** Start THE INPUT **
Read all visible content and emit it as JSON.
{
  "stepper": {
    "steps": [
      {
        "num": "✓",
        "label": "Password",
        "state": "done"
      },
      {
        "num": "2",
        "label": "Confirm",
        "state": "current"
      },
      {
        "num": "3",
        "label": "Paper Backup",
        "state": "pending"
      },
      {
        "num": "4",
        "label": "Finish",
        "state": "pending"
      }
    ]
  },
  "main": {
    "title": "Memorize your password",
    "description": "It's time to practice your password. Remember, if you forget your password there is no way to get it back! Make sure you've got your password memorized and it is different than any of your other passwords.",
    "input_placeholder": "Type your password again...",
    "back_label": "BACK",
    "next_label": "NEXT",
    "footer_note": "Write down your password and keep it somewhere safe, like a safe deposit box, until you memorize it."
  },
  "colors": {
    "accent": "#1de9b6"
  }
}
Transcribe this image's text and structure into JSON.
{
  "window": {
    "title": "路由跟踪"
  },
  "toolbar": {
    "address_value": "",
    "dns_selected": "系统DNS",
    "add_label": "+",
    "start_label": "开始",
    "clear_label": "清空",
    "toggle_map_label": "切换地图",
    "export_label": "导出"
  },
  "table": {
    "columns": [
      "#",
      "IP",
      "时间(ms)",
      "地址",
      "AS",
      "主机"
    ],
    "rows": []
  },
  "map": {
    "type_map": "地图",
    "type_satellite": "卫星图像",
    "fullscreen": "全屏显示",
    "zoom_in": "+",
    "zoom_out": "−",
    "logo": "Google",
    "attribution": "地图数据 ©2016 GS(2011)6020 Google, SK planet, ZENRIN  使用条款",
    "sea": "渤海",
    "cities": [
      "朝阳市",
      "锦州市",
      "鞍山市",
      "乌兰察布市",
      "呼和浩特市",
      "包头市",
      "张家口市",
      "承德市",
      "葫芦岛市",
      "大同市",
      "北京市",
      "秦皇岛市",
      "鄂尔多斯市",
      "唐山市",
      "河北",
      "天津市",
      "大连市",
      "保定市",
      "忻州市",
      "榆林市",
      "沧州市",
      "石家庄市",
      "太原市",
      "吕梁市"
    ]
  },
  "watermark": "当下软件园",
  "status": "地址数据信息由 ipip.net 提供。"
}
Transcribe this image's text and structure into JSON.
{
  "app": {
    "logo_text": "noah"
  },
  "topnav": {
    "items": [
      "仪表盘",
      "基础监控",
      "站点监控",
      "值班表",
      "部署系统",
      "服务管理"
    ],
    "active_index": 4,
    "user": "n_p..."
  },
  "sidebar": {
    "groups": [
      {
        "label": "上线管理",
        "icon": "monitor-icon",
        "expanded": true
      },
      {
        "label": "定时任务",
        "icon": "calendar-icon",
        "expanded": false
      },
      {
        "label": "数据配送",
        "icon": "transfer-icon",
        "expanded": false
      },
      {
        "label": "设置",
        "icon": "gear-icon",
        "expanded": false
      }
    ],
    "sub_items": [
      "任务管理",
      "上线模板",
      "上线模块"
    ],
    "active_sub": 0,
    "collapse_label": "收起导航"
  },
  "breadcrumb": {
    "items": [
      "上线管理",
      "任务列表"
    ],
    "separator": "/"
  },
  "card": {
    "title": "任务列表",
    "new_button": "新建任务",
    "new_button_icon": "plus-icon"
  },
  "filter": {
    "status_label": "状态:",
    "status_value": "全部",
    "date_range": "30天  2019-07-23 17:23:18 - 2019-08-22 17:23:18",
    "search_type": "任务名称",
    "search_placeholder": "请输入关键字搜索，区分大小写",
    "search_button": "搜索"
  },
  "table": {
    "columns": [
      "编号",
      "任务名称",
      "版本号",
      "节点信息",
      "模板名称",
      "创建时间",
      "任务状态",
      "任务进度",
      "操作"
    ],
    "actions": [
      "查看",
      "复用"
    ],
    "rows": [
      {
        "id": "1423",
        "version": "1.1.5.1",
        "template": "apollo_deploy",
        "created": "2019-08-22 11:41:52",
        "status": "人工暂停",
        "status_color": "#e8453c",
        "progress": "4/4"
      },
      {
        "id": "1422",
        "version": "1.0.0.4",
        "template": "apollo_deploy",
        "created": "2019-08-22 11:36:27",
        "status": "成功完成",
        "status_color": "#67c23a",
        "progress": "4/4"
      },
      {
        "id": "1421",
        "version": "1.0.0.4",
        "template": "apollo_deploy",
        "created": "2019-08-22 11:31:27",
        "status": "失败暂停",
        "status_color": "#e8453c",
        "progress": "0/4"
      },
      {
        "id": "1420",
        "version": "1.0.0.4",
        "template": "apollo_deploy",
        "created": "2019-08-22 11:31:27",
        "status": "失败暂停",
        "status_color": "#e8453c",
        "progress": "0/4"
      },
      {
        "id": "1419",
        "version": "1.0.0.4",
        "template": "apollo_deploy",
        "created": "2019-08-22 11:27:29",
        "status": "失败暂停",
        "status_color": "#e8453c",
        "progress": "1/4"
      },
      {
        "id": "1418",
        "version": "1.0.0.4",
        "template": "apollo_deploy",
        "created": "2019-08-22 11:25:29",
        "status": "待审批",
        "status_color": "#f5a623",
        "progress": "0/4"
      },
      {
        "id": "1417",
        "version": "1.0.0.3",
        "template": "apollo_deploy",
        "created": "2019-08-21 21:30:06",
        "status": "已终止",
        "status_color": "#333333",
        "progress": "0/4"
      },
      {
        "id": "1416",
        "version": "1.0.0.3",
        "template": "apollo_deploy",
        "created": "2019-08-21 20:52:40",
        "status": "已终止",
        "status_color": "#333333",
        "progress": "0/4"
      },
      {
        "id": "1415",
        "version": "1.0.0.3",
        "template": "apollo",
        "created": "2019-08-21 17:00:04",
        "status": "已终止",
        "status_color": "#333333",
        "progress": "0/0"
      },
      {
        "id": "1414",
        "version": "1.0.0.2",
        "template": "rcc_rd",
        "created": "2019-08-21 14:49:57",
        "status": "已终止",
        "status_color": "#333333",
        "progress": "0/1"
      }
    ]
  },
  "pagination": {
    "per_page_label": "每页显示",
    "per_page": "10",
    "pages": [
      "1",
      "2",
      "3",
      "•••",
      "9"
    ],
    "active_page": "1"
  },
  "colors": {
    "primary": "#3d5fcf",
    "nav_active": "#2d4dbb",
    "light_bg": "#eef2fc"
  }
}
** End THE INPUT **
### GOAL OF THE EXERCISE
Repeat the records exactly, including every line.

### ANSWER TO THIS TASK
Read all visible content and emit it as JSON.
{
  "stepper": {
    "steps": [
      {
        "num": "✓",
        "label": "Password",
        "state": "done"
      },
      {
        "num": "2",
        "label": "Confirm",
        "state": "current"
      },
      {
        "num": "3",
        "label": "Paper Backup",
        "state": "pending"
      },
      {
        "num": "4",
        "label": "Finish",
        "state": "pending"
      }
    ]
  },
  "main": {
    "title": "Memorize your password",
    "description": "It's time to practice your password. Remember, if you forget your password there is no way to get it back! Make sure you've got your password memorized and it is different than any of your other passwords.",
    "input_placeholder": "Type your password again...",
    "back_label": "BACK",
    "next_label": "NEXT",
    "footer_note": "Write down your password and keep it somewhere safe, like a safe deposit box, until you memorize it."
  },
  "colors": {
    "accent": "#1de9b6"
  }
}
Transcribe this image's text and structure into JSON.
{
  "window": {
    "title": "路由跟踪"
  },
  "toolbar": {
    "address_value": "",
    "dns_selected": "系统DNS",
    "add_label": "+",
    "start_label": "开始",
    "clear_label": "清空",
    "toggle_map_label": "切换地图",
    "export_label": "导出"
  },
  "table": {
    "columns": [
      "#",
      "IP",
      "时间(ms)",
      "地址",
      "AS",
      "主机"
    ],
    "rows": []
  },
  "map": {
    "type_map": "地图",
    "type_satellite": "卫星图像",
    "fullscreen": "全屏显示",
    "zoom_in": "+",
    "zoom_out": "−",
    "logo": "Google",
    "attribution": "地图数据 ©2016 GS(2011)6020 Google, SK planet, ZENRIN  使用条款",
    "sea": "渤海",
    "cities": [
      "朝阳市",
      "锦州市",
      "鞍山市",
      "乌兰察布市",
      "呼和浩特市",
      "包头市",
      "张家口市",
      "承德市",
      "葫芦岛市",
      "大同市",
      "北京市",
      "秦皇岛市",
      "鄂尔多斯市",
      "唐山市",
      "河北",
      "天津市",
      "大连市",
      "保定市",
      "忻州市",
      "榆林市",
      "沧州市",
      "石家庄市",
      "太原市",
      "吕梁市"
    ]
  },
  "watermark": "当下软件园",
  "status": "地址数据信息由 ipip.net 提供。"
}
Transcribe this image's text and structure into JSON.
{
  "app": {
    "logo_text": "noah"
  },
  "topnav": {
    "items": [
      "仪表盘",
      "基础监控",
      "站点监控",
      "值班表",
      "部署系统",
      "服务管理"
    ],
    "active_index": 4,
    "user": "n_p..."
  },
  "sidebar": {
    "groups": [
      {
        "label": "上线管理",
        "icon": "monitor-icon",
        "expanded": true
      },
      {
        "label": "定时任务",
        "icon": "calendar-icon",
        "expanded": false
      },
      {
        "label": "数据配送",
        "icon": "transfer-icon",
        "expanded": false
      },
      {
        "label": "设置",
        "icon": "gear-icon",
        "expanded": false
      }
    ],
    "sub_items": [
      "任务管理",
      "上线模板",
      "上线模块"
    ],
    "active_sub": 0,
    "collapse_label": "收起导航"
  },
  "breadcrumb": {
    "items": [
      "上线管理",
      "任务列表"
    ],
    "separator": "/"
  },
  "card": {
    "title": "任务列表",
    "new_button": "新建任务",
    "new_button_icon": "plus-icon"
  },
  "filter": {
    "status_label": "状态:",
    "status_value": "全部",
    "date_range": "30天  2019-07-23 17:23:18 - 2019-08-22 17:23:18",
    "search_type": "任务名称",
    "search_placeholder": "请输入关键字搜索，区分大小写",
    "search_button": "搜索"
  },
  "table": {
    "columns": [
      "编号",
      "任务名称",
      "版本号",
      "节点信息",
      "模板名称",
      "创建时间",
      "任务状态",
      "任务进度",
      "操作"
    ],
    "actions": [
      "查看",
      "复用"
    ],
    "rows": [
      {
        "id": "1423",
        "version": "1.1.5.1",
        "template": "apollo_deploy",
        "created": "2019-08-22 11:41:52",
        "status": "人工暂停",
        "status_color": "#e8453c",
        "progress": "4/4"
      },
      {
        "id": "1422",
        "version": "1.0.0.4",
        "template": "apollo_deploy",
        "created": "2019-08-22 11:36:27",
        "status": "成功完成",
        "status_color": "#67c23a",
        "progress": "4/4"
      },
      {
        "id": "1421",
        "version": "1.0.0.4",
        "template": "apollo_deploy",
        "created": "2019-08-22 11:31:27",
        "status": "失败暂停",
        "status_color": "#e8453c",
        "progress": "0/4"
      },
      {
        "id": "1420",
        "version": "1.0.0.4",
        "template": "apollo_deploy",
        "created": "2019-08-22 11:31:27",
        "status": "失败暂停",
        "status_color": "#e8453c",
        "progress": "0/4"
      },
      {
        "id": "1419",
        "version": "1.0.0.4",
        "template": "apollo_deploy",
        "created": "2019-08-22 11:27:29",
        "status": "失败暂停",
        "status_color": "#e8453c",
        "progress": "1/4"
      },
      {
        "id": "1418",
        "version": "1.0.0.4",
        "template": "apollo_deploy",
        "created": "2019-08-22 11:25:29",
        "status": "待审批",
        "status_color": "#f5a623",
        "progress": "0/4"
      },
      {
        "id": "1417",
        "version": "1.0.0.3",
        "template": "apollo_deploy",
        "created": "2019-08-21 21:30:06",
        "status": "已终止",
        "status_color": "#333333",
        "progress": "0/4"
      },
      {
        "id": "1416",
        "version": "1.0.0.3",
        "template": "apollo_deploy",
        "created": "2019-08-21 20:52:40",
        "status": "已终止",
        "status_color": "#333333",
        "progress": "0/4"
      },
      {
        "id": "1415",
        "version": "1.0.0.3",
        "template": "apollo",
        "created": "2019-08-21 17:00:04",
        "status": "已终止",
        "status_color": "#333333",
        "progress": "0/0"
      },
      {
        "id": "1414",
        "version": "1.0.0.2",
        "template": "rcc_rd",
        "created": "2019-08-21 14:49:57",
        "status": "已终止",
        "status_color": "#333333",
        "progress": "0/1"
      }
    ]
  },
  "pagination": {
    "per_page_label": "每页显示",
    "per_page": "10",
    "pages": [
      "1",
      "2",
      "3",
      "•••",
      "9"
    ],
    "active_page": "1"
  },
  "colors": {
    "primary": "#3d5fcf",
    "nav_active": "#2d4dbb",
    "light_bg": "#eef2fc"
  }
}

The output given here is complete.